>> Start RECORD EXTRACTS
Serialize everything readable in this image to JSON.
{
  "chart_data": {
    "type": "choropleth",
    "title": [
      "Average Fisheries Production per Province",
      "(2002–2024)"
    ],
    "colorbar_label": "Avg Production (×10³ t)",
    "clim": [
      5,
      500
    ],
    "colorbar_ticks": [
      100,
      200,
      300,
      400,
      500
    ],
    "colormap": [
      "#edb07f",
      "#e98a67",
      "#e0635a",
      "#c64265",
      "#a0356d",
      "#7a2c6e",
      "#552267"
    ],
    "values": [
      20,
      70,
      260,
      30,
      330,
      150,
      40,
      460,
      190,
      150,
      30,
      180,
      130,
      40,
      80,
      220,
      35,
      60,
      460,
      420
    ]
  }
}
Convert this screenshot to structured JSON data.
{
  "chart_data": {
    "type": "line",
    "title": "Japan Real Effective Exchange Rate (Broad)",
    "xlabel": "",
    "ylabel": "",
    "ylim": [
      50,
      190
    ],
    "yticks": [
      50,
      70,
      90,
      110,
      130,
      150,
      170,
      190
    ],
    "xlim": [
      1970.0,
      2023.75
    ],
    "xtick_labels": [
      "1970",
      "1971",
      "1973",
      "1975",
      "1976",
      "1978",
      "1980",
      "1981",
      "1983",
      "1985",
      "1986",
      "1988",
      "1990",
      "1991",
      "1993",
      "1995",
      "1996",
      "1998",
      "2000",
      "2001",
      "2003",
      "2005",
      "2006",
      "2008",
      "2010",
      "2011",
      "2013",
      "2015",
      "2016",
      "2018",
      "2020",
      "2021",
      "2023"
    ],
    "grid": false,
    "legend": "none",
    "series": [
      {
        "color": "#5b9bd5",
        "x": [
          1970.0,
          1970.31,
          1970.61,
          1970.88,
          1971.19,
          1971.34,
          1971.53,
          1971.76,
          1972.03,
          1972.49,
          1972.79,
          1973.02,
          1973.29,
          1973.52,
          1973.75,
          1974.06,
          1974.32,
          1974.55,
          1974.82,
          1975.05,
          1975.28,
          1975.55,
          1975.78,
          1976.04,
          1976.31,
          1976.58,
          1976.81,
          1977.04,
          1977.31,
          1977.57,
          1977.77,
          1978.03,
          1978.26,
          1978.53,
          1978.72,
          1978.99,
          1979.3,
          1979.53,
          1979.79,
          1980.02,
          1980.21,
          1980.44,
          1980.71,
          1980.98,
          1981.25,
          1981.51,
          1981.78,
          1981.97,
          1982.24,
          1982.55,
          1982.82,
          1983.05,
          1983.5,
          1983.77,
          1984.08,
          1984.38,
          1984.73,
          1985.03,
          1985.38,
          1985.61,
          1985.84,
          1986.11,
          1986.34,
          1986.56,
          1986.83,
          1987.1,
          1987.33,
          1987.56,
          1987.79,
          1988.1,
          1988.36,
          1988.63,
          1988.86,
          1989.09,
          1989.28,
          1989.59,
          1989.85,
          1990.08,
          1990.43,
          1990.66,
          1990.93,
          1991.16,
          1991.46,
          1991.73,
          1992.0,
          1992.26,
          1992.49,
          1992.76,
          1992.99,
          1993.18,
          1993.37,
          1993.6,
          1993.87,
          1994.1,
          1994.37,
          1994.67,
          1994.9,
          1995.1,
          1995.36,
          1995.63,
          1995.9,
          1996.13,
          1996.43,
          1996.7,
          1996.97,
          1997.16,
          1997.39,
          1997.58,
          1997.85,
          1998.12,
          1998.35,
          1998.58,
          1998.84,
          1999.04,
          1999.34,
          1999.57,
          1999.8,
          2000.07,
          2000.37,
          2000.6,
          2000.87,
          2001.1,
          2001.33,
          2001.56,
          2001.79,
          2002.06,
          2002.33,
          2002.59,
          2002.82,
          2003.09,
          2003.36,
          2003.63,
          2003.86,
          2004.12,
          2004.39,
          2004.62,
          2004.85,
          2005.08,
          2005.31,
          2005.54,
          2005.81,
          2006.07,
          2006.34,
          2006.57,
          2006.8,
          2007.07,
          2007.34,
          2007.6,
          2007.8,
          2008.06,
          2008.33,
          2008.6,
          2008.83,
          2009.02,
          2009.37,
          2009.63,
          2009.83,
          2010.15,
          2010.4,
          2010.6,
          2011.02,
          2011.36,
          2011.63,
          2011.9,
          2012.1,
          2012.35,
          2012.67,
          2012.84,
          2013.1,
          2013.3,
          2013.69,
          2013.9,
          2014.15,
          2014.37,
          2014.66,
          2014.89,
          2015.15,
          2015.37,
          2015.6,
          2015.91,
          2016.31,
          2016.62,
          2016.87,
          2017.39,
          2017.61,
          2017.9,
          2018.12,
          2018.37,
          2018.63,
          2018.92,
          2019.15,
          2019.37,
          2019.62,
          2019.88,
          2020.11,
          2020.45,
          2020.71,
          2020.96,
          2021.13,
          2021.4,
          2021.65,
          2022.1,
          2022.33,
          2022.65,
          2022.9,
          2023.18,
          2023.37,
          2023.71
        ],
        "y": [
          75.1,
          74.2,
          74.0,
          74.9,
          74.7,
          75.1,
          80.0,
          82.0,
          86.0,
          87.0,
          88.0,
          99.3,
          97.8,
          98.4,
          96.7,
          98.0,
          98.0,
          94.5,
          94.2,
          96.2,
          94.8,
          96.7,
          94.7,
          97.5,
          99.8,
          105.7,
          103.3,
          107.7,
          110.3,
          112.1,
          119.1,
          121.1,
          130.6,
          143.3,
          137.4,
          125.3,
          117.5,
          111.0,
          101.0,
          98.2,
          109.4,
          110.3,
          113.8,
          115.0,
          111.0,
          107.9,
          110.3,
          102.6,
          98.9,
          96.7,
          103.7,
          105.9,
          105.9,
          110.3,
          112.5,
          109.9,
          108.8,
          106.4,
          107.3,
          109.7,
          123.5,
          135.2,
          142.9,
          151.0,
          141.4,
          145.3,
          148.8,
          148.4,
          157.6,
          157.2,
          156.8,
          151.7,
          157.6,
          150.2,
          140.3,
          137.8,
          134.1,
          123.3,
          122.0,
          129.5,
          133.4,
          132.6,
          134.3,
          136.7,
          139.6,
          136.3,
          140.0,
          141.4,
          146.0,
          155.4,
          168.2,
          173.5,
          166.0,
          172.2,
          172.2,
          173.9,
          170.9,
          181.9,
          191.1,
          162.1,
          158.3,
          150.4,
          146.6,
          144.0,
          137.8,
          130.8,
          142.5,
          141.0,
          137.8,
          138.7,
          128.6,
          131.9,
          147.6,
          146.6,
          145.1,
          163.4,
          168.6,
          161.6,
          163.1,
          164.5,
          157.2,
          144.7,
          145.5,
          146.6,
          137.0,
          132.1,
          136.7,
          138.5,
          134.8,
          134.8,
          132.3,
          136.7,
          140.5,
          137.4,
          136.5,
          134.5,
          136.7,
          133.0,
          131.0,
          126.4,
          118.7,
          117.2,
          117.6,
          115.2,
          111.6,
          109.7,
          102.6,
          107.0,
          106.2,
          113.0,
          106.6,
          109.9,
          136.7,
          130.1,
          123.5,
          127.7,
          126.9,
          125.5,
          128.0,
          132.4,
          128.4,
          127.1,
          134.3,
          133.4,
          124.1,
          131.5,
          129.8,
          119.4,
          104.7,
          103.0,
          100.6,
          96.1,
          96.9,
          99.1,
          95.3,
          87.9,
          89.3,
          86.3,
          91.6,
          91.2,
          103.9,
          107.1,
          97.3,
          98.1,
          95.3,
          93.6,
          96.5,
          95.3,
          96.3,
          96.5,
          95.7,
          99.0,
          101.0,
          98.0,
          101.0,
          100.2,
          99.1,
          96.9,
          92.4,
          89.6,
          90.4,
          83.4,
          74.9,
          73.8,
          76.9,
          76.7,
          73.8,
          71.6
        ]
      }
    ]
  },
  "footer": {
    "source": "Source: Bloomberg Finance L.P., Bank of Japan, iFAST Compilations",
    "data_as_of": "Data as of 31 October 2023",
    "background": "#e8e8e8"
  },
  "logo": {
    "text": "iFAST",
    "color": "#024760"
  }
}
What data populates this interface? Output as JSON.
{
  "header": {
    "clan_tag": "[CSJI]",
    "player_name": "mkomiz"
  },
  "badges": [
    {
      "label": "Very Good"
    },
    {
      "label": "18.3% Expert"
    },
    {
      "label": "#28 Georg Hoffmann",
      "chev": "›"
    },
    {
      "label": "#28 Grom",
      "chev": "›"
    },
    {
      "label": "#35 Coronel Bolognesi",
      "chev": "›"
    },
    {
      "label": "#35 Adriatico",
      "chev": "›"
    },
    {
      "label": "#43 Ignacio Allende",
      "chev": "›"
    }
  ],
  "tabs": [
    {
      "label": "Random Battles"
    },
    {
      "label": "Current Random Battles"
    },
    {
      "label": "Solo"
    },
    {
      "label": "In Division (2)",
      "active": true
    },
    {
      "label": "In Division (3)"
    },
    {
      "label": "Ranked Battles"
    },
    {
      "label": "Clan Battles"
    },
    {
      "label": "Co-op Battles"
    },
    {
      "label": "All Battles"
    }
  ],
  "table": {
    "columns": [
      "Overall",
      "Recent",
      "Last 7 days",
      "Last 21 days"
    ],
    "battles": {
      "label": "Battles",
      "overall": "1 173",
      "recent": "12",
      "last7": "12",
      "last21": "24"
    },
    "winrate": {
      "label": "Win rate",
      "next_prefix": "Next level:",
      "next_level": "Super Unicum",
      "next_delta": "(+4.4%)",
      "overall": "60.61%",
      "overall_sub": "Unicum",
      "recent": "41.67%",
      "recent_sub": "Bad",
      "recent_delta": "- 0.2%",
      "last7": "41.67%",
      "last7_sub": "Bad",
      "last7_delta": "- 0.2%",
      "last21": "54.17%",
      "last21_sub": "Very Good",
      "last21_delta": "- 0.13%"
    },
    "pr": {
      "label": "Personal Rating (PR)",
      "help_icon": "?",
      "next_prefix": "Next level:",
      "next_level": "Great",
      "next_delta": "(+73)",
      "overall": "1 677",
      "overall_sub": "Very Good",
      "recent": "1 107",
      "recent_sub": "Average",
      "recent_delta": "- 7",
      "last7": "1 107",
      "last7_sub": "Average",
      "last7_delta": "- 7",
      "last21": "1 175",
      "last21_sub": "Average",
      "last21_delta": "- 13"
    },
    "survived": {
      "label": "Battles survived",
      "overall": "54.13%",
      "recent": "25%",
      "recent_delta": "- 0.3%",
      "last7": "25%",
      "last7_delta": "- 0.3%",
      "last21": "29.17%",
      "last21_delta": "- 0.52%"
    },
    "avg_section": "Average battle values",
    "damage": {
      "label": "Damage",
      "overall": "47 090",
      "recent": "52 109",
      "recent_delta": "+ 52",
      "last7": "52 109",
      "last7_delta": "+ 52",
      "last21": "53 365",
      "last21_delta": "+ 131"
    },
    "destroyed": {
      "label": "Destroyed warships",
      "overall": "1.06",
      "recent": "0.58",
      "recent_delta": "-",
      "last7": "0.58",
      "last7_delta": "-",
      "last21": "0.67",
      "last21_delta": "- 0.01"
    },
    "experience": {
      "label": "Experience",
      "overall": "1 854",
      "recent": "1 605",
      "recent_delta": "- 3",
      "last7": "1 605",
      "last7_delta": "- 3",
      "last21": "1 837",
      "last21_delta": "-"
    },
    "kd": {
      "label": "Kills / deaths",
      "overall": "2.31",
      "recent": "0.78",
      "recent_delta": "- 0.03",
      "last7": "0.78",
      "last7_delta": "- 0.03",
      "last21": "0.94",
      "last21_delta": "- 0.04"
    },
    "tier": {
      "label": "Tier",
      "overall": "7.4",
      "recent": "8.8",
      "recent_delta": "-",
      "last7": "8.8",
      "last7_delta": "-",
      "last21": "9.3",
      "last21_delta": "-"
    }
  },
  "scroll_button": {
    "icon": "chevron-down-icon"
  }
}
>> End RECORD EXTRACTS
▸ **SET EXERCISE**
Return each line with "Good".

▸ **COMPLETE ANSWER**
      "label": "Very Good"
      "last21_sub": "Very Good",
      "overall_sub": "Very Good",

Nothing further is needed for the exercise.